Available data:
--
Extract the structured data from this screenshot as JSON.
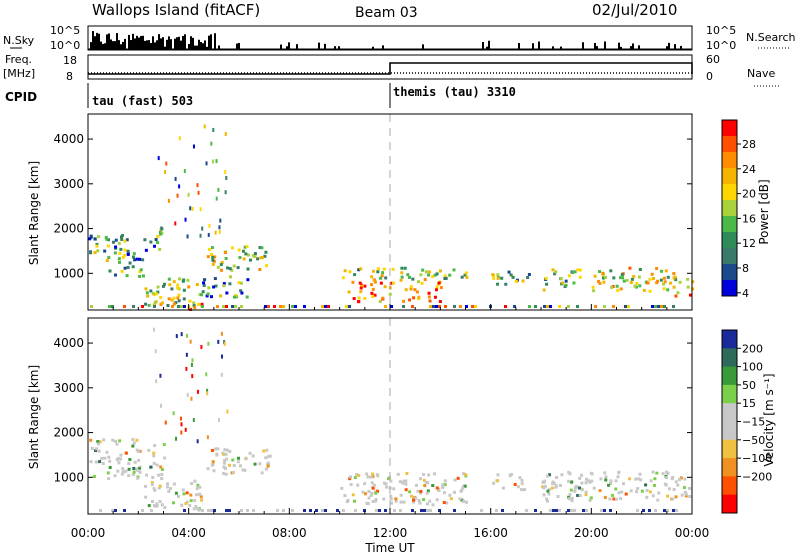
{
  "header": {
    "title": "Wallops Island (fitACF)",
    "beam": "Beam 03",
    "date": "02/Jul/2010"
  },
  "summary": {
    "nsky_label": "N.Sky",
    "nsearch_label": "N.Search",
    "nave_label": "Nave",
    "freq_label_1": "Freq.",
    "freq_label_2": "[MHz]",
    "cpid_label": "CPID",
    "nsky_ticks": [
      "10^5",
      "10^0"
    ],
    "nsearch_ticks": [
      "10^5",
      "10^0"
    ],
    "freq_ticks": [
      "18",
      "8"
    ],
    "nave_ticks": [
      "60",
      "0"
    ],
    "cpid_segments": [
      {
        "start_hour": 0,
        "label": "tau (fast) 503"
      },
      {
        "start_hour": 12,
        "label": "themis (tau) 3310"
      }
    ]
  },
  "chart_data": [
    {
      "type": "heatmap",
      "name": "power",
      "ylabel": "Slant Range [km]",
      "yticks": [
        "1000",
        "2000",
        "3000",
        "4000"
      ],
      "ylim": [
        180,
        4560
      ],
      "xlim_hours": [
        0,
        24
      ],
      "colorbar_label": "Power [dB]",
      "colorbar_ticks": [
        "28",
        "24",
        "20",
        "16",
        "12",
        "8",
        "4"
      ],
      "colorbar_colors": [
        "#ff0000",
        "#ff5000",
        "#ff8c00",
        "#f5b400",
        "#ffd700",
        "#a8d23c",
        "#4cb848",
        "#2e8b57",
        "#3a7a6a",
        "#1a4a8a",
        "#0000dd"
      ],
      "scatter_regions": [
        {
          "h0": 0.0,
          "h1": 1.6,
          "r0": 1300,
          "r1": 1900,
          "level": 0.35
        },
        {
          "h0": 0.8,
          "h1": 2.2,
          "r0": 900,
          "r1": 1500,
          "level": 0.3
        },
        {
          "h0": 2.2,
          "h1": 2.9,
          "r0": 1500,
          "r1": 2100,
          "level": 0.25
        },
        {
          "h0": 2.2,
          "h1": 4.5,
          "r0": 300,
          "r1": 950,
          "level": 0.5
        },
        {
          "h0": 3.6,
          "h1": 4.5,
          "r0": 150,
          "r1": 350,
          "level": 0.9
        },
        {
          "h0": 4.7,
          "h1": 7.1,
          "r0": 1100,
          "r1": 1650,
          "level": 0.5
        },
        {
          "h0": 4.5,
          "h1": 6.5,
          "r0": 500,
          "r1": 1000,
          "level": 0.35
        },
        {
          "h0": 10.0,
          "h1": 15.0,
          "r0": 900,
          "r1": 1150,
          "level": 0.45
        },
        {
          "h0": 10.3,
          "h1": 14.0,
          "r0": 400,
          "r1": 900,
          "level": 0.85
        },
        {
          "h0": 16.0,
          "h1": 17.5,
          "r0": 750,
          "r1": 1100,
          "level": 0.4
        },
        {
          "h0": 18.0,
          "h1": 19.6,
          "r0": 650,
          "r1": 1150,
          "level": 0.4
        },
        {
          "h0": 20.0,
          "h1": 23.3,
          "r0": 600,
          "r1": 1150,
          "level": 0.6
        },
        {
          "h0": 23.3,
          "h1": 24.0,
          "r0": 500,
          "r1": 900,
          "level": 0.75
        }
      ]
    },
    {
      "type": "heatmap",
      "name": "velocity",
      "ylabel": "Slant Range [km]",
      "yticks": [
        "1000",
        "2000",
        "3000",
        "4000"
      ],
      "ylim": [
        180,
        4560
      ],
      "xlim_hours": [
        0,
        24
      ],
      "xticks": [
        "00:00",
        "04:00",
        "08:00",
        "12:00",
        "16:00",
        "20:00",
        "00:00"
      ],
      "xlabel": "Time UT",
      "colorbar_label": "Velocity [m s⁻¹]",
      "colorbar_ticks": [
        "200",
        "100",
        "50",
        "15",
        "−15",
        "−50",
        "−100",
        "−200"
      ],
      "colorbar_colors": [
        "#1a2a9a",
        "#2e6a5a",
        "#3a9a3a",
        "#7ad04a",
        "#c8c8c8",
        "#c8c8c8",
        "#f0c040",
        "#f09020",
        "#ff5000",
        "#ff0000"
      ],
      "scatter_regions": [
        {
          "h0": 0.0,
          "h1": 3.0,
          "r0": 1000,
          "r1": 1900,
          "level": 0.4
        },
        {
          "h0": 2.2,
          "h1": 4.5,
          "r0": 300,
          "r1": 950,
          "level": 0.5
        },
        {
          "h0": 4.7,
          "h1": 7.2,
          "r0": 1100,
          "r1": 1700,
          "level": 0.3
        },
        {
          "h0": 10.0,
          "h1": 15.0,
          "r0": 400,
          "r1": 1150,
          "level": 0.5
        },
        {
          "h0": 16.0,
          "h1": 17.5,
          "r0": 750,
          "r1": 1100,
          "level": 0.5
        },
        {
          "h0": 18.0,
          "h1": 24.0,
          "r0": 500,
          "r1": 1150,
          "level": 0.5
        }
      ]
    }
  ]
}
--
Task objective:
All of the entries need to be transcribed word for word; pictures are left out.

Full solution:
Extract the structured data from this screenshot as JSON.
{
  "header": {
    "title": "Wallops Island (fitACF)",
    "beam": "Beam 03",
    "date": "02/Jul/2010"
  },
  "summary": {
    "nsky_label": "N.Sky",
    "nsearch_label": "N.Search",
    "nave_label": "Nave",
    "freq_label_1": "Freq.",
    "freq_label_2": "[MHz]",
    "cpid_label": "CPID",
    "nsky_ticks": [
      "10^5",
      "10^0"
    ],
    "nsearch_ticks": [
      "10^5",
      "10^0"
    ],
    "freq_ticks": [
      "18",
      "8"
    ],
    "nave_ticks": [
      "60",
      "0"
    ],
    "cpid_segments": [
      {
        "start_hour": 0,
        "label": "tau (fast) 503"
      },
      {
        "start_hour": 12,
        "label": "themis (tau) 3310"
      }
    ]
  },
  "chart_data": [
    {
      "type": "heatmap",
      "name": "power",
      "ylabel": "Slant Range [km]",
      "yticks": [
        "1000",
        "2000",
        "3000",
        "4000"
      ],
      "ylim": [
        180,
        4560
      ],
      "xlim_hours": [
        0,
        24
      ],
      "colorbar_label": "Power [dB]",
      "colorbar_ticks": [
        "28",
        "24",
        "20",
        "16",
        "12",
        "8",
        "4"
      ],
      "colorbar_colors": [
        "#ff0000",
        "#ff5000",
        "#ff8c00",
        "#f5b400",
        "#ffd700",
        "#a8d23c",
        "#4cb848",
        "#2e8b57",
        "#3a7a6a",
        "#1a4a8a",
        "#0000dd"
      ],
      "scatter_regions": [
        {
          "h0": 0.0,
          "h1": 1.6,
          "r0": 1300,
          "r1": 1900,
          "level": 0.35
        },
        {
          "h0": 0.8,
          "h1": 2.2,
          "r0": 900,
          "r1": 1500,
          "level": 0.3
        },
        {
          "h0": 2.2,
          "h1": 2.9,
          "r0": 1500,
          "r1": 2100,
          "level": 0.25
        },
        {
          "h0": 2.2,
          "h1": 4.5,
          "r0": 300,
          "r1": 950,
          "level": 0.5
        },
        {
          "h0": 3.6,
          "h1": 4.5,
          "r0": 150,
          "r1": 350,
          "level": 0.9
        },
        {
          "h0": 4.7,
          "h1": 7.1,
          "r0": 1100,
          "r1": 1650,
          "level": 0.5
        },
        {
          "h0": 4.5,
          "h1": 6.5,
          "r0": 500,
          "r1": 1000,
          "level": 0.35
        },
        {
          "h0": 10.0,
          "h1": 15.0,
          "r0": 900,
          "r1": 1150,
          "level": 0.45
        },
        {
          "h0": 10.3,
          "h1": 14.0,
          "r0": 400,
          "r1": 900,
          "level": 0.85
        },
        {
          "h0": 16.0,
          "h1": 17.5,
          "r0": 750,
          "r1": 1100,
          "level": 0.4
        },
        {
          "h0": 18.0,
          "h1": 19.6,
          "r0": 650,
          "r1": 1150,
          "level": 0.4
        },
        {
          "h0": 20.0,
          "h1": 23.3,
          "r0": 600,
          "r1": 1150,
          "level": 0.6
        },
        {
          "h0": 23.3,
          "h1": 24.0,
          "r0": 500,
          "r1": 900,
          "level": 0.75
        }
      ]
    },
    {
      "type": "heatmap",
      "name": "velocity",
      "ylabel": "Slant Range [km]",
      "yticks": [
        "1000",
        "2000",
        "3000",
        "4000"
      ],
      "ylim": [
        180,
        4560
      ],
      "xlim_hours": [
        0,
        24
      ],
      "xticks": [
        "00:00",
        "04:00",
        "08:00",
        "12:00",
        "16:00",
        "20:00",
        "00:00"
      ],
      "xlabel": "Time UT",
      "colorbar_label": "Velocity [m s⁻¹]",
      "colorbar_ticks": [
        "200",
        "100",
        "50",
        "15",
        "−15",
        "−50",
        "−100",
        "−200"
      ],
      "colorbar_colors": [
        "#1a2a9a",
        "#2e6a5a",
        "#3a9a3a",
        "#7ad04a",
        "#c8c8c8",
        "#c8c8c8",
        "#f0c040",
        "#f09020",
        "#ff5000",
        "#ff0000"
      ],
      "scatter_regions": [
        {
          "h0": 0.0,
          "h1": 3.0,
          "r0": 1000,
          "r1": 1900,
          "level": 0.4
        },
        {
          "h0": 2.2,
          "h1": 4.5,
          "r0": 300,
          "r1": 950,
          "level": 0.5
        },
        {
          "h0": 4.7,
          "h1": 7.2,
          "r0": 1100,
          "r1": 1700,
          "level": 0.3
        },
        {
          "h0": 10.0,
          "h1": 15.0,
          "r0": 400,
          "r1": 1150,
          "level": 0.5
        },
        {
          "h0": 16.0,
          "h1": 17.5,
          "r0": 750,
          "r1": 1100,
          "level": 0.5
        },
        {
          "h0": 18.0,
          "h1": 24.0,
          "r0": 500,
          "r1": 1150,
          "level": 0.5
        }
      ]
    }
  ]
}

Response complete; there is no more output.